Records
►
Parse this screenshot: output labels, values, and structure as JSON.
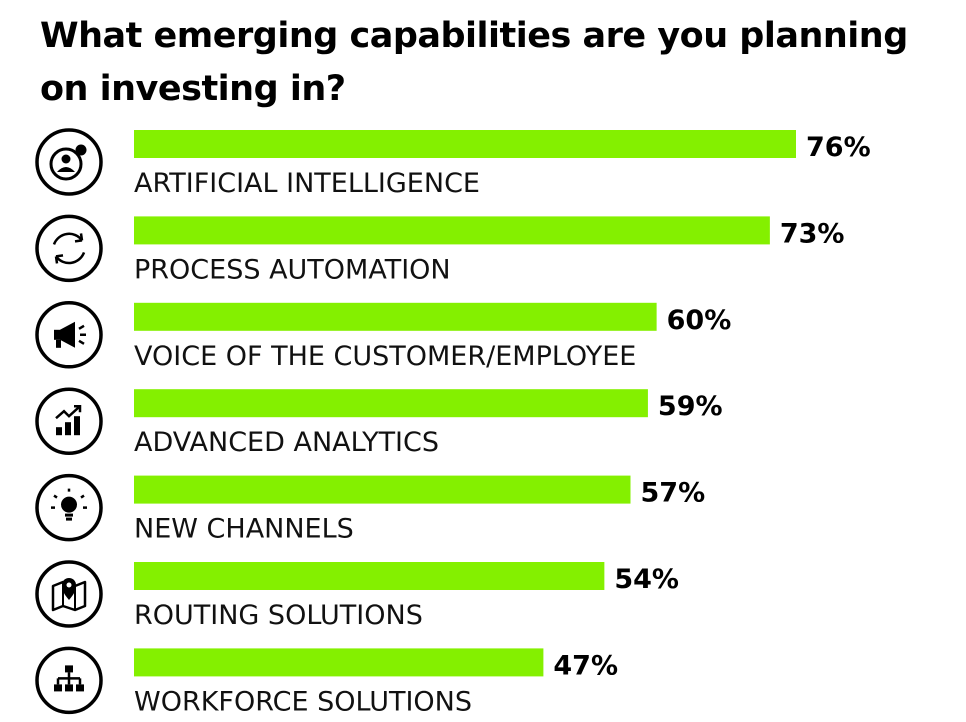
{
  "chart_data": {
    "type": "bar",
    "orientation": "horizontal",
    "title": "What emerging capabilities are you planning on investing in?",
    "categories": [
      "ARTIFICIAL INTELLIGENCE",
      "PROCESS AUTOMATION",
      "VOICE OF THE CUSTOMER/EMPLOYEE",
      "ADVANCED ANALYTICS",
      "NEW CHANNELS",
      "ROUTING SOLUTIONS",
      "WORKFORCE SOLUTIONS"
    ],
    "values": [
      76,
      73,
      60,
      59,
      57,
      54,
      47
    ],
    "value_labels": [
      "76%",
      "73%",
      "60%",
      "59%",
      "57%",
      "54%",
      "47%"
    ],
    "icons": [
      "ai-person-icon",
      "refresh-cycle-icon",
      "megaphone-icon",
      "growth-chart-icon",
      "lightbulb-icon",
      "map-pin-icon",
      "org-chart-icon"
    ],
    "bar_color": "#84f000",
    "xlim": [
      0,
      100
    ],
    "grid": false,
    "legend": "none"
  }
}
◄
►
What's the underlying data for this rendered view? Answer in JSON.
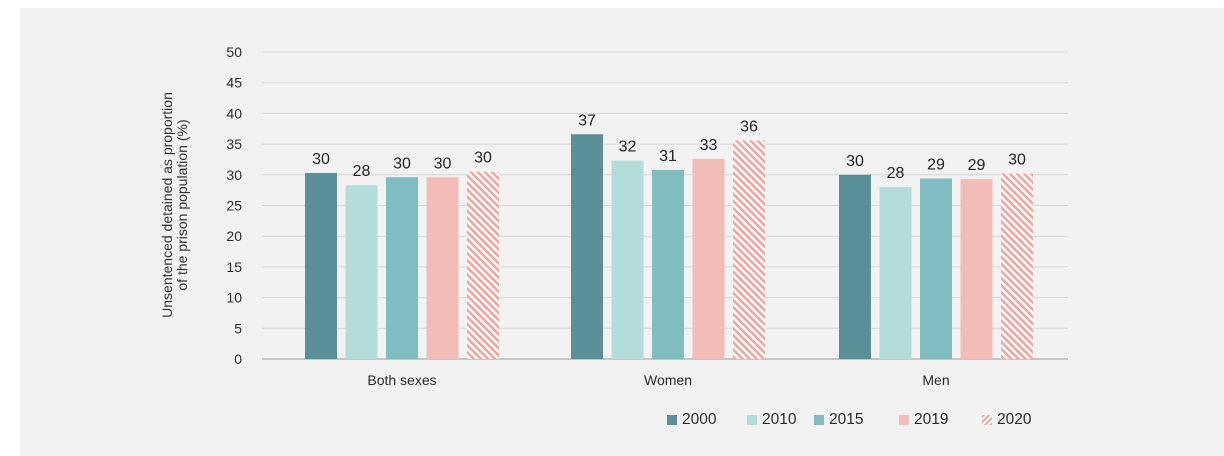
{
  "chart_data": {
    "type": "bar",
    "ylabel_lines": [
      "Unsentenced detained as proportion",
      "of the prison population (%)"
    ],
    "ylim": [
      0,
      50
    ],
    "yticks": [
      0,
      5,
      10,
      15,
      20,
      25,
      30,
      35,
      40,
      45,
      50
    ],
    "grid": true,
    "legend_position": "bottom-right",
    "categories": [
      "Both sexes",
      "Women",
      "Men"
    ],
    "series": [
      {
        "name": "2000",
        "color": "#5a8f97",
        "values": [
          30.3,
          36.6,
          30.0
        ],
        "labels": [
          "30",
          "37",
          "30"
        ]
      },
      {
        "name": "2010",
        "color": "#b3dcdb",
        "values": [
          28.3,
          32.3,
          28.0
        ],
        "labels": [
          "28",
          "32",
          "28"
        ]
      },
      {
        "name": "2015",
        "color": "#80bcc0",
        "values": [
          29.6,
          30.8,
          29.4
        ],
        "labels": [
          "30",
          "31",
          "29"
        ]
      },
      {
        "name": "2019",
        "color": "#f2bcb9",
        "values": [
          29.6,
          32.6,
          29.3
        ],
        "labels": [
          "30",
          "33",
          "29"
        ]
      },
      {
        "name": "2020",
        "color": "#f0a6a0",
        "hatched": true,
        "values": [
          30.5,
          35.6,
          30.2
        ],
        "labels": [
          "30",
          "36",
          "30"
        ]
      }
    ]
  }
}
◄
►
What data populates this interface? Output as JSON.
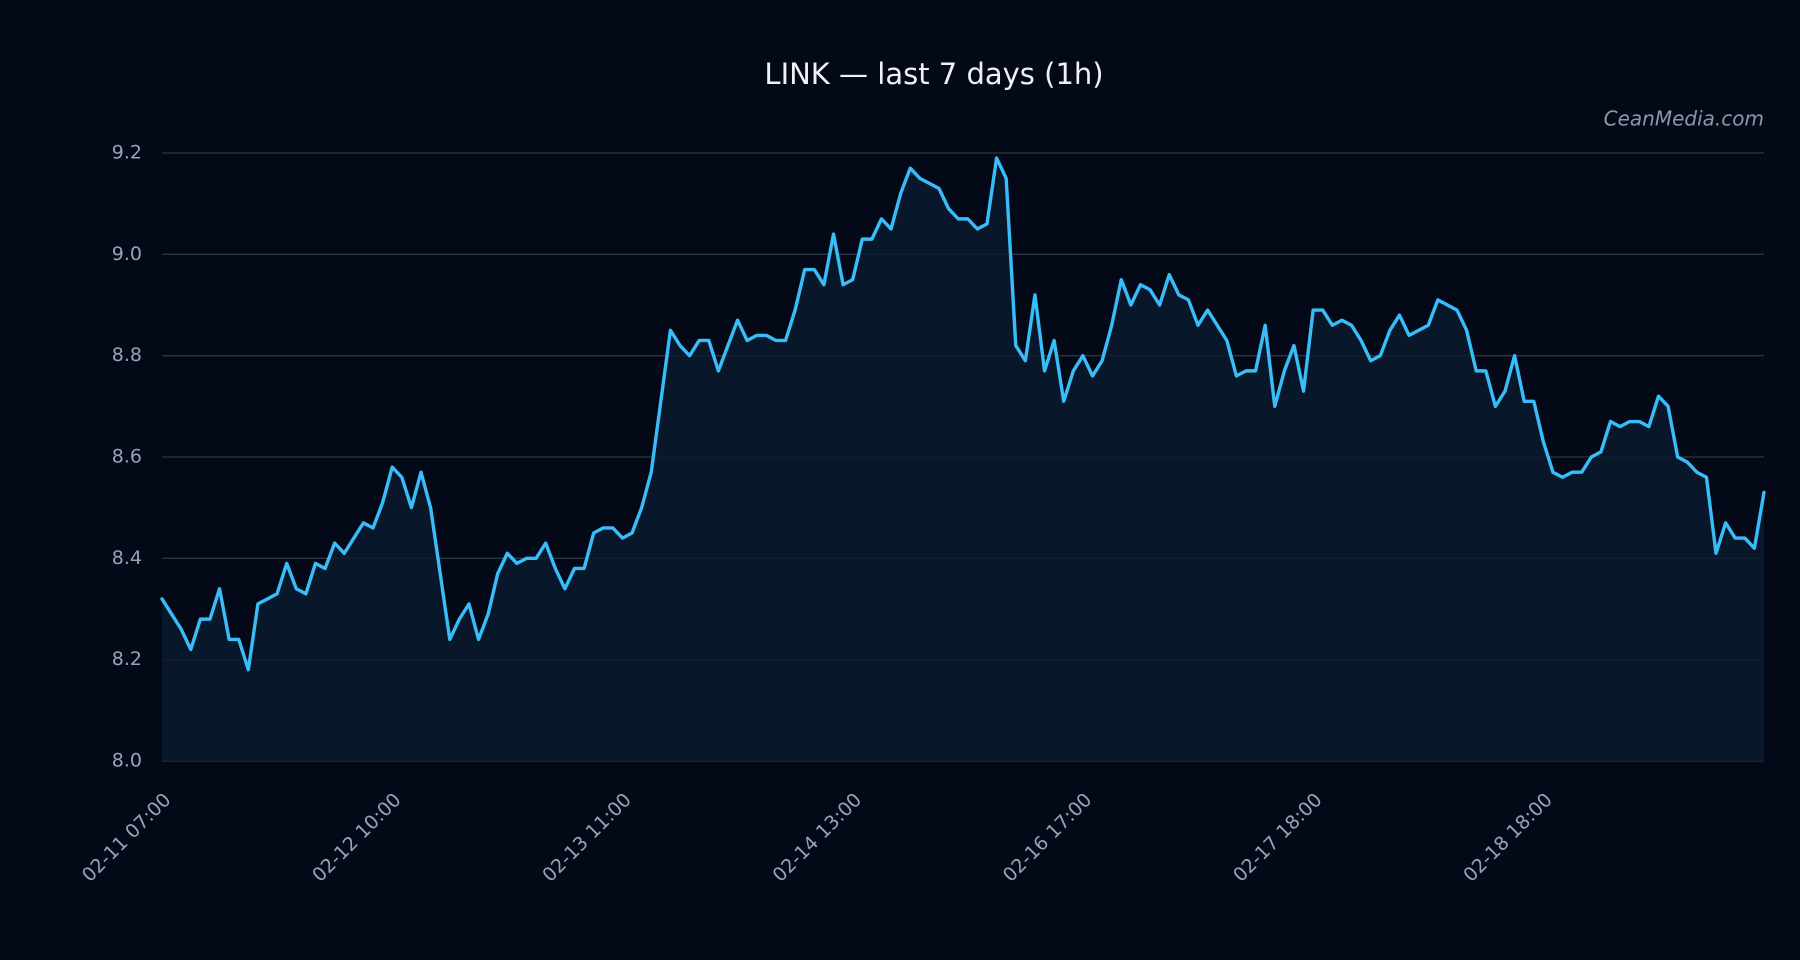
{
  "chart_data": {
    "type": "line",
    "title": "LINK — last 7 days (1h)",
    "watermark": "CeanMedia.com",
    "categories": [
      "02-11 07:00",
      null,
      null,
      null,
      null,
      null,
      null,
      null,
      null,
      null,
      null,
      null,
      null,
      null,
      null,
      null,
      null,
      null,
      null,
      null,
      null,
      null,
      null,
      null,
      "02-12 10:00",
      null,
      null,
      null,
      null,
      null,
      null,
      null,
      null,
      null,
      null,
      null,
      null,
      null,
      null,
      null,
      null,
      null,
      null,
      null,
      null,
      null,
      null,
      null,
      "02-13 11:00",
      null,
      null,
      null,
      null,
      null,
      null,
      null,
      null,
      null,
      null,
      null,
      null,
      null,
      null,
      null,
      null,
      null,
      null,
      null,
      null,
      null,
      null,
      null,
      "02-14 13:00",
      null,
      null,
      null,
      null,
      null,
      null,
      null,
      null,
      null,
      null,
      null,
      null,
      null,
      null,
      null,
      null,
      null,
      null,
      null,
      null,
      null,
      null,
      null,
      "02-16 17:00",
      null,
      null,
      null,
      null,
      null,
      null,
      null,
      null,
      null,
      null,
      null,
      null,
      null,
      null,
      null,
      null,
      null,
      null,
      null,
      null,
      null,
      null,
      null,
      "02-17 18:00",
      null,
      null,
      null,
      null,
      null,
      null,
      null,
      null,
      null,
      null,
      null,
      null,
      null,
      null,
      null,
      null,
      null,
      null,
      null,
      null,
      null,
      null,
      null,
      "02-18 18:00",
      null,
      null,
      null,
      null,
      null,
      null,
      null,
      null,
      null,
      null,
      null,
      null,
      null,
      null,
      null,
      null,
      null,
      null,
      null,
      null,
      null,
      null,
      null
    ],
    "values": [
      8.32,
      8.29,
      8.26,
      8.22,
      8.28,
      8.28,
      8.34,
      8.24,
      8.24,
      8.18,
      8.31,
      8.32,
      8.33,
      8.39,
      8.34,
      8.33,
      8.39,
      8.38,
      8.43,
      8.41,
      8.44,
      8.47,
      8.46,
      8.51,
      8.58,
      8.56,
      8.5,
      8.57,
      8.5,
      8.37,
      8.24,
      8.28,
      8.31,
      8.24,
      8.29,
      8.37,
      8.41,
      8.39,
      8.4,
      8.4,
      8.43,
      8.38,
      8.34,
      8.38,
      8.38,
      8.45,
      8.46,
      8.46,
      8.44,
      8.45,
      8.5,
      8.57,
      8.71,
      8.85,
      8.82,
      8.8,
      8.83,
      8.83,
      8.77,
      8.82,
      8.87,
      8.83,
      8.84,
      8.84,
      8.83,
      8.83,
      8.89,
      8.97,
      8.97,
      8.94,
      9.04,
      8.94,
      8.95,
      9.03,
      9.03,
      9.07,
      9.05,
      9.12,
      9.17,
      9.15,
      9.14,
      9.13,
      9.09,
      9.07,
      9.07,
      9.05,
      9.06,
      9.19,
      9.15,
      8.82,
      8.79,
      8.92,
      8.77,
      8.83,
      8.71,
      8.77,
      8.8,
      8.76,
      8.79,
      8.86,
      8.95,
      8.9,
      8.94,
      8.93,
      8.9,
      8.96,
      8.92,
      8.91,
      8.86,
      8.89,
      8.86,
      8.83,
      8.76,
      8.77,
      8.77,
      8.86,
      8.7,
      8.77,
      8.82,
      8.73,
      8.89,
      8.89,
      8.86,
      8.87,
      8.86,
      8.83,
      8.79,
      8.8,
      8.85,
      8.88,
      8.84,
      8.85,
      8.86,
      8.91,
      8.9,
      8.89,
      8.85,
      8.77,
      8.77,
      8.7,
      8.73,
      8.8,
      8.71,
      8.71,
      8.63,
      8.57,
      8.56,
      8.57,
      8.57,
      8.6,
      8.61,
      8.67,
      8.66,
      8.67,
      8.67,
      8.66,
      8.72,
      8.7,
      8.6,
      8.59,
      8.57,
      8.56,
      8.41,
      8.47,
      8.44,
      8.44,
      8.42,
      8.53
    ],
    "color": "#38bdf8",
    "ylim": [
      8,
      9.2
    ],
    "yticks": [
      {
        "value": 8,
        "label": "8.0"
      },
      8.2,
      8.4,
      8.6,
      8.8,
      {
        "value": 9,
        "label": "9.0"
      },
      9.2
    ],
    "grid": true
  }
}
◄
- **WORK TO DO**: Note how many lines of the material contain the string "SOLUTIONS". Then report that number by itself.

- **EXERCISE ANSWER**: 2